■ Exercise aim ■
What is the number of lines holding the word "this"? Write that number and nothing else.

(Dataset entries)
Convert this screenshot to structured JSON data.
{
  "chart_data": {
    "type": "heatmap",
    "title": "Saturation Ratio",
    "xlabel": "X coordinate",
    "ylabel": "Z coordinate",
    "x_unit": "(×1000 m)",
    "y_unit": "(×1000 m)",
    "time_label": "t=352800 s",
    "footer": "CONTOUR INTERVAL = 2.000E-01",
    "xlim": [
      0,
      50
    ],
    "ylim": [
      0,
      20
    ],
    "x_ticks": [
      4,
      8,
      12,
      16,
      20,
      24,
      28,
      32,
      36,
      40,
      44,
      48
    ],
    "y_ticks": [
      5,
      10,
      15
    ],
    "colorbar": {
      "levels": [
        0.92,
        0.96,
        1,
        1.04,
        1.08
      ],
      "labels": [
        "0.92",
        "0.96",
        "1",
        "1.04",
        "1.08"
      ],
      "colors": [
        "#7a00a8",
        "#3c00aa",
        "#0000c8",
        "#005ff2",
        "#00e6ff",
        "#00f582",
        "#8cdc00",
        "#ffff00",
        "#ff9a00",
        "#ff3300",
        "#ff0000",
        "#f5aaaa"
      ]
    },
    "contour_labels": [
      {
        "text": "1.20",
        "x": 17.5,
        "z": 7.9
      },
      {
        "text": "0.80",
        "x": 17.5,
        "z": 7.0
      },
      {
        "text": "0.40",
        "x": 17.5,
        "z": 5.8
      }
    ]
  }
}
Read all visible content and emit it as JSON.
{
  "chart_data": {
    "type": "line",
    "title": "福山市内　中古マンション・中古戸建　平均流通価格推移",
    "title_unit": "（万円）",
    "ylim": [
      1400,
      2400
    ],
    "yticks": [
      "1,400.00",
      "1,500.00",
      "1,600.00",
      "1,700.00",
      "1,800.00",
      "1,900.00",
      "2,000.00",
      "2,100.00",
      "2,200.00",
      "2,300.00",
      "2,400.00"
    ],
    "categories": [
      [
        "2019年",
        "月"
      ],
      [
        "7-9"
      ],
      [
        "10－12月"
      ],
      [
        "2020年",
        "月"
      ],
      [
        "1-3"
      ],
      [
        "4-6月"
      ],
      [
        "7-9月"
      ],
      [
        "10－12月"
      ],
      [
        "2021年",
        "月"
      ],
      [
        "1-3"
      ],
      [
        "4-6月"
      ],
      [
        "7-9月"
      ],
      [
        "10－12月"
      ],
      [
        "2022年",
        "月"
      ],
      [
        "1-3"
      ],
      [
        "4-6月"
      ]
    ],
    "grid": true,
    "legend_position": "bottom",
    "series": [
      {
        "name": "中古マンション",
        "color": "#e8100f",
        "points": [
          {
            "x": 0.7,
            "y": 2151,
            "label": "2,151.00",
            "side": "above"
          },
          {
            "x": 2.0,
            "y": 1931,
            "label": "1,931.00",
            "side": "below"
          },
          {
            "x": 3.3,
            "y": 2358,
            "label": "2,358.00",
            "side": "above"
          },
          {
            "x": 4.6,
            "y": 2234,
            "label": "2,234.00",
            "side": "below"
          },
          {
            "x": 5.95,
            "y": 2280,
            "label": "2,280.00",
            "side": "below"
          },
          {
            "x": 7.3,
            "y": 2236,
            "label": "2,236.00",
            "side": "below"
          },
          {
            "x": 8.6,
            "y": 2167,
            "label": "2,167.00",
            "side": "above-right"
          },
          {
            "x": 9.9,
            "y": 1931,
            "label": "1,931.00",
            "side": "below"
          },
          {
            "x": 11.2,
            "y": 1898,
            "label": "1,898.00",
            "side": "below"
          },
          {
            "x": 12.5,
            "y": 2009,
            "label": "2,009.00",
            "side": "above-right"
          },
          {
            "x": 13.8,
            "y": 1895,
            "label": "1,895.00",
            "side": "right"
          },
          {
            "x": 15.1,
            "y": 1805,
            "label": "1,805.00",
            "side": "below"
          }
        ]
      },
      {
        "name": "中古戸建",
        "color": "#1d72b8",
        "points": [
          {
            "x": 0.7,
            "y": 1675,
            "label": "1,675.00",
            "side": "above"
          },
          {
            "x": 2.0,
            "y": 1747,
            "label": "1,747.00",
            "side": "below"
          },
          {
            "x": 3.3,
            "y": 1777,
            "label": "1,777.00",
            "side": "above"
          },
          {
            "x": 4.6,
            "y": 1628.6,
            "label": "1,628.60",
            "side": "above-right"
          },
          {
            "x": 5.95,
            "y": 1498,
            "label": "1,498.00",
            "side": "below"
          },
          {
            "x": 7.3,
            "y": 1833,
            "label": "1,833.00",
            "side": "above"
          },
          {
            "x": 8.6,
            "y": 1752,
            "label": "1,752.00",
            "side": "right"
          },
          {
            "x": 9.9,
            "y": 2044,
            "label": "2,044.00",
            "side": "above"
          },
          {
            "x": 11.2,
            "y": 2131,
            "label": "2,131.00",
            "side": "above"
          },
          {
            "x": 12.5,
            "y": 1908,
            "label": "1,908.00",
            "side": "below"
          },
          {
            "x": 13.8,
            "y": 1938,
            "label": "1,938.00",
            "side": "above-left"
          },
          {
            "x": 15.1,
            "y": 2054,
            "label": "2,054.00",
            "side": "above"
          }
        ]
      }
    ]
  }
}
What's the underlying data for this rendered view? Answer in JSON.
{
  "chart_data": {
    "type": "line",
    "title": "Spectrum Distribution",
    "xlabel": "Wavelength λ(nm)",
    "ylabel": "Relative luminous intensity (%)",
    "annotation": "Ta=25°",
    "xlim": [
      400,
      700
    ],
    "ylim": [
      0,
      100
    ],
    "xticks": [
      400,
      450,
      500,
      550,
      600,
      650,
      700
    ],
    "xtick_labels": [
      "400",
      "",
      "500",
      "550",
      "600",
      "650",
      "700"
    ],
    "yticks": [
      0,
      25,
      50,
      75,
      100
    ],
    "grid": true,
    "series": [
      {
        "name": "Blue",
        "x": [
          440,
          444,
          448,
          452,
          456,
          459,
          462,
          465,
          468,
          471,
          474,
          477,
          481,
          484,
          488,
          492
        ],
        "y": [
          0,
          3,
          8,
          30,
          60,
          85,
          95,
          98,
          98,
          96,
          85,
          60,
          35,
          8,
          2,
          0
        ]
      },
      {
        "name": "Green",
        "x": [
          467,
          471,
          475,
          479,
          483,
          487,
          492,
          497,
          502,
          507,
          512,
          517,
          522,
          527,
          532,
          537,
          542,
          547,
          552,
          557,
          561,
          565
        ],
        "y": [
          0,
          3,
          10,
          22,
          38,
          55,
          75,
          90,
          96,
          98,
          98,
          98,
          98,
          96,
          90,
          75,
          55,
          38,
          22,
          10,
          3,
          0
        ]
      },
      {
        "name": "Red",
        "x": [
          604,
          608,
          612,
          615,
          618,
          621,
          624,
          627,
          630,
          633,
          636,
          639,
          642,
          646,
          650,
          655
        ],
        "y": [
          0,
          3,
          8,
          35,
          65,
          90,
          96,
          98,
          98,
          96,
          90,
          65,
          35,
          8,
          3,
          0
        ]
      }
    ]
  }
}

■ Correct response ■
2